Saved entries
>>>>>
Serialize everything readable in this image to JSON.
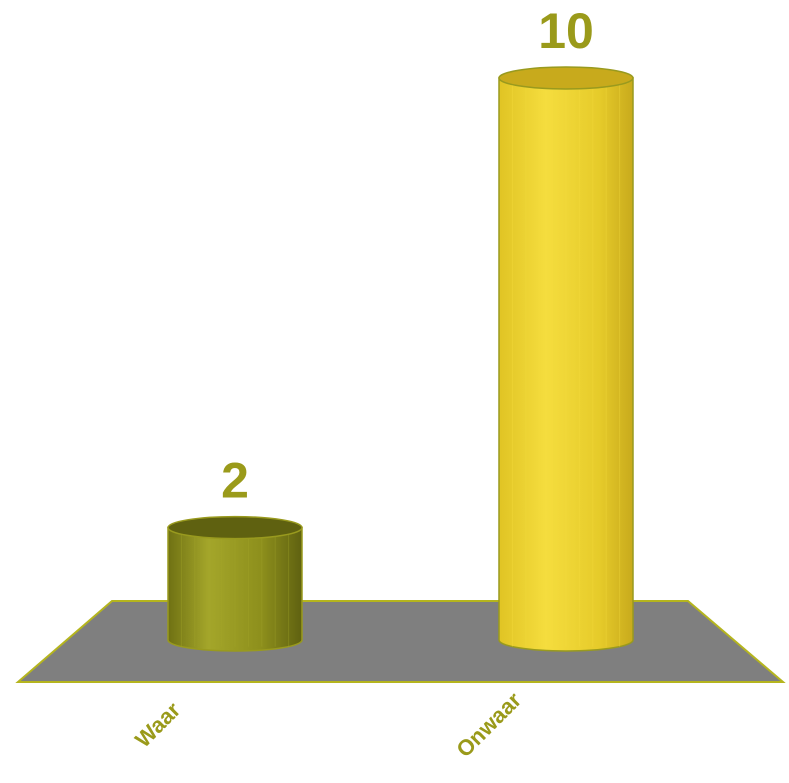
{
  "chart_data": {
    "type": "bar",
    "style": "3d-cylinder",
    "categories": [
      "Waar",
      "Onwaar"
    ],
    "values": [
      2,
      10
    ],
    "data_labels": [
      "2",
      "10"
    ],
    "title": "",
    "xlabel": "",
    "ylabel": "",
    "ylim": [
      0,
      10
    ],
    "grid": false,
    "legend": "none",
    "colors": {
      "bars": [
        "#8d8f1c",
        "#ecd22c"
      ],
      "bar_dark": [
        "#5f6110",
        "#c8aa1c"
      ],
      "bar_light": [
        "#a4a62a",
        "#f5dd3e"
      ],
      "bar_outline": "#999a1e",
      "floor": "#7f7f7f",
      "floor_outline": "#b5b51e",
      "labels": "#9a9a1a"
    }
  }
}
<<<<<
Reproduce all of the data exactly; the pictures do not belong in the copy.

Serialize everything readable in this image to JSON.
{
  "chart_data": {
    "type": "bar",
    "style": "3d-cylinder",
    "categories": [
      "Waar",
      "Onwaar"
    ],
    "values": [
      2,
      10
    ],
    "data_labels": [
      "2",
      "10"
    ],
    "title": "",
    "xlabel": "",
    "ylabel": "",
    "ylim": [
      0,
      10
    ],
    "grid": false,
    "legend": "none",
    "colors": {
      "bars": [
        "#8d8f1c",
        "#ecd22c"
      ],
      "bar_dark": [
        "#5f6110",
        "#c8aa1c"
      ],
      "bar_light": [
        "#a4a62a",
        "#f5dd3e"
      ],
      "bar_outline": "#999a1e",
      "floor": "#7f7f7f",
      "floor_outline": "#b5b51e",
      "labels": "#9a9a1a"
    }
  }
}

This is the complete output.